• _DO THIS_: Every entry that follows should be repeated exactly; drop the images.

• _PROVIDED INFORMATION_:

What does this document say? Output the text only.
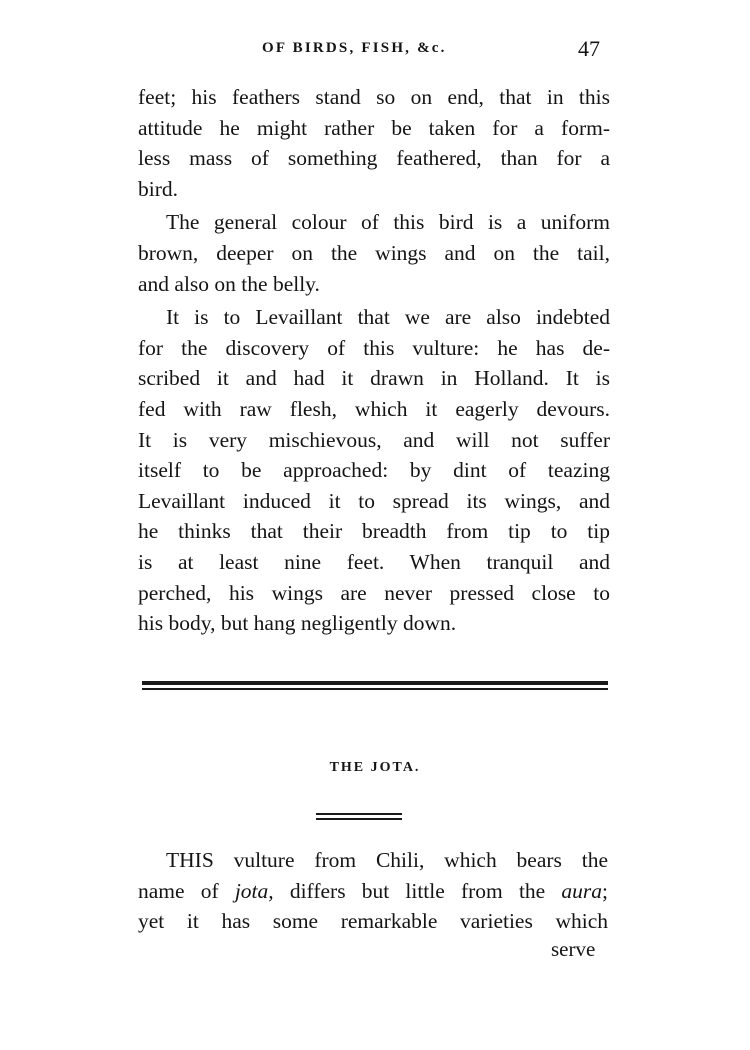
OF BIRDS, FISH, &c.	47

feet; his feathers stand so on end, that in this
attitude he might rather be taken for a form-
less mass of something feathered, than for a
bird.

The general colour of this bird is a uniform
brown, deeper on the wings and on the tail,
and also on the belly.

It is to Levaillant that we are also indebted
for the discovery of this vulture: he has de-
scribed it and had it drawn in Holland. It is
fed with raw flesh, which it eagerly devours.
It is very mischievous, and will not suffer
itself to be approached: by dint of teazing
Levaillant induced it to spread its wings, and
he thinks that their breadth from tip to tip
is at least nine feet. When tranquil and
perched, his wings are never pressed close to
his body, but hang negligently down.

THE JOTA.
THIS vulture from Chili, which bears the
name of jota, differs but little from the aura;
yet it has some remarkable varieties which
serve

• _OUTPUT OF THE EXERCISE_:
What does this document say? Output the text only.
OF BIRDS, FISH, &c.	47

feet; his feathers stand so on end, that in this
attitude he might rather be taken for a form-
less mass of something feathered, than for a
bird.

The general colour of this bird is a uniform
brown, deeper on the wings and on the tail,
and also on the belly.

It is to Levaillant that we are also indebted
for the discovery of this vulture: he has de-
scribed it and had it drawn in Holland. It is
fed with raw flesh, which it eagerly devours.
It is very mischievous, and will not suffer
itself to be approached: by dint of teazing
Levaillant induced it to spread its wings, and
he thinks that their breadth from tip to tip
is at least nine feet. When tranquil and
perched, his wings are never pressed close to
his body, but hang negligently down.

THE JOTA.
THIS vulture from Chili, which bears the
name of jota, differs but little from the aura;
yet it has some remarkable varieties which
serve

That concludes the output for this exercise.